_Stored entries_:
========================================

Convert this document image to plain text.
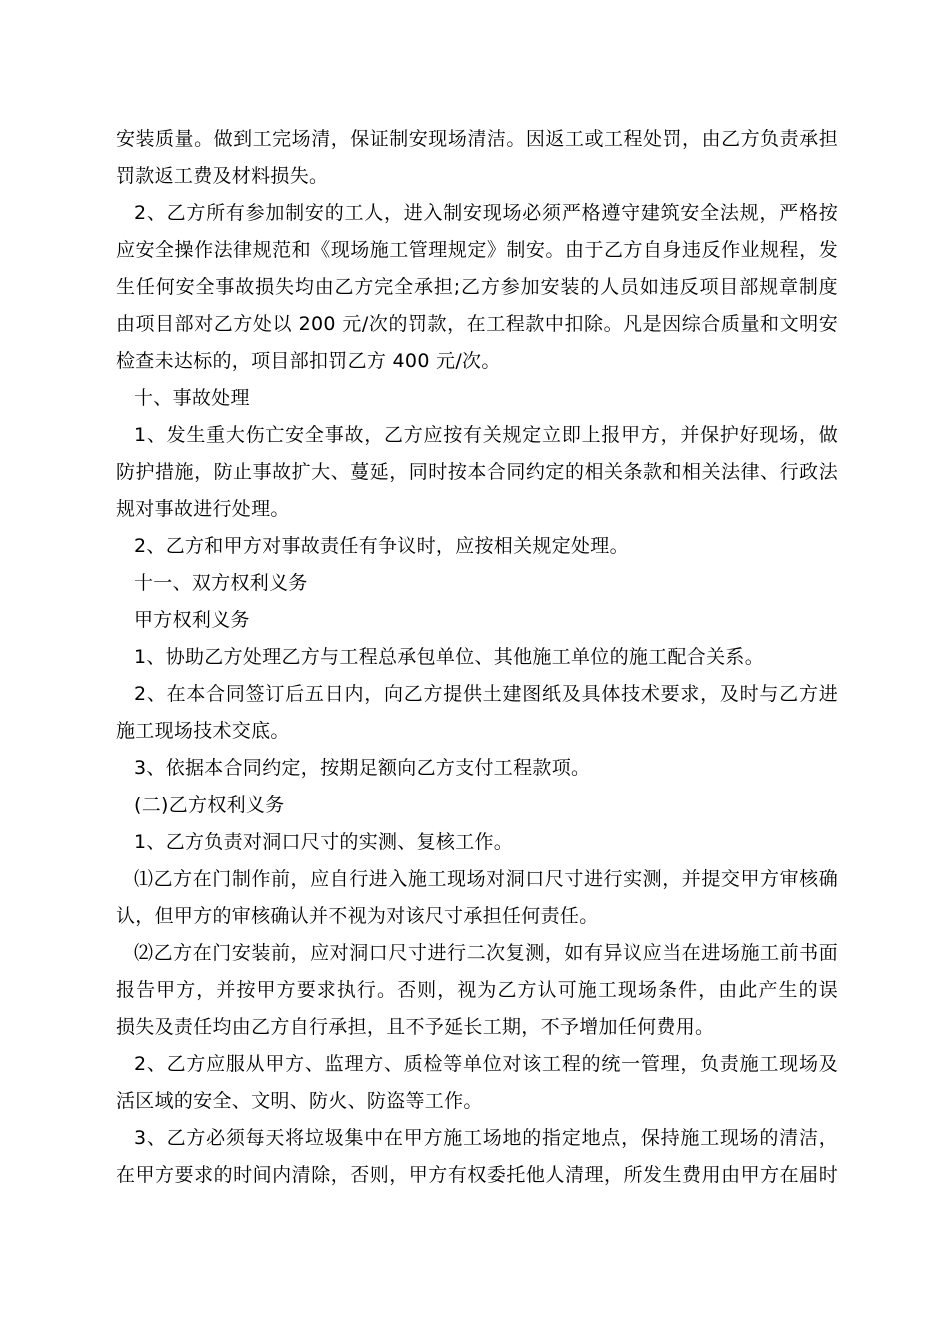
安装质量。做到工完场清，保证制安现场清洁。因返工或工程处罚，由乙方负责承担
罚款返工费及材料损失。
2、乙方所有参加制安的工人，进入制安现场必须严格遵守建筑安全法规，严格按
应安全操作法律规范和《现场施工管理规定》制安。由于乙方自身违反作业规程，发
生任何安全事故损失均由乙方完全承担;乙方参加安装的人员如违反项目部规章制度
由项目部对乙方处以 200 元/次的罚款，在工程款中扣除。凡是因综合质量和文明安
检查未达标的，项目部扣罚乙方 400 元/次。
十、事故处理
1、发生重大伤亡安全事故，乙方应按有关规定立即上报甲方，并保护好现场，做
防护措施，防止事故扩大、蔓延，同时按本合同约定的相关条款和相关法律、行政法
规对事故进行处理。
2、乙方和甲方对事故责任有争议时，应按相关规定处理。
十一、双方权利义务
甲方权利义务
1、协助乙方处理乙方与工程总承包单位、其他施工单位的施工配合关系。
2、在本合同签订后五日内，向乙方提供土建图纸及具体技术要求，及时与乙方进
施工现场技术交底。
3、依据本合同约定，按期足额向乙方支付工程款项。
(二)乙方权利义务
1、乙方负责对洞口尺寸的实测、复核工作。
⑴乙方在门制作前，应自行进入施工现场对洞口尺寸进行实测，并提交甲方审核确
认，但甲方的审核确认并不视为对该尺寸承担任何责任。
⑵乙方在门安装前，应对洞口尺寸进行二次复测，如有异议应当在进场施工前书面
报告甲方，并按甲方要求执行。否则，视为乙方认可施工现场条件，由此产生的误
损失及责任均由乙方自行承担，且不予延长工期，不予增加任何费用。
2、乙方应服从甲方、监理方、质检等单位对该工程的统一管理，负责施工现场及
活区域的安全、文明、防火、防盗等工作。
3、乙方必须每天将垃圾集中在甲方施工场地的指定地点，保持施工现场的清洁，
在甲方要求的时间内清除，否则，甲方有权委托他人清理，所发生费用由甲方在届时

========================================

_Exercise directions_: Output all of the entries verbatim, leaving out any images.

_Response to this exercise_:
Convert this document image to plain text.
安装质量。做到工完场清，保证制安现场清洁。因返工或工程处罚，由乙方负责承担
罚款返工费及材料损失。
2、乙方所有参加制安的工人，进入制安现场必须严格遵守建筑安全法规，严格按
应安全操作法律规范和《现场施工管理规定》制安。由于乙方自身违反作业规程，发
生任何安全事故损失均由乙方完全承担;乙方参加安装的人员如违反项目部规章制度
由项目部对乙方处以 200 元/次的罚款，在工程款中扣除。凡是因综合质量和文明安
检查未达标的，项目部扣罚乙方 400 元/次。
十、事故处理
1、发生重大伤亡安全事故，乙方应按有关规定立即上报甲方，并保护好现场，做
防护措施，防止事故扩大、蔓延，同时按本合同约定的相关条款和相关法律、行政法
规对事故进行处理。
2、乙方和甲方对事故责任有争议时，应按相关规定处理。
十一、双方权利义务
甲方权利义务
1、协助乙方处理乙方与工程总承包单位、其他施工单位的施工配合关系。
2、在本合同签订后五日内，向乙方提供土建图纸及具体技术要求，及时与乙方进
施工现场技术交底。
3、依据本合同约定，按期足额向乙方支付工程款项。
(二)乙方权利义务
1、乙方负责对洞口尺寸的实测、复核工作。
⑴乙方在门制作前，应自行进入施工现场对洞口尺寸进行实测，并提交甲方审核确
认，但甲方的审核确认并不视为对该尺寸承担任何责任。
⑵乙方在门安装前，应对洞口尺寸进行二次复测，如有异议应当在进场施工前书面
报告甲方，并按甲方要求执行。否则，视为乙方认可施工现场条件，由此产生的误
损失及责任均由乙方自行承担，且不予延长工期，不予增加任何费用。
2、乙方应服从甲方、监理方、质检等单位对该工程的统一管理，负责施工现场及
活区域的安全、文明、防火、防盗等工作。
3、乙方必须每天将垃圾集中在甲方施工场地的指定地点，保持施工现场的清洁，
在甲方要求的时间内清除，否则，甲方有权委托他人清理，所发生费用由甲方在届时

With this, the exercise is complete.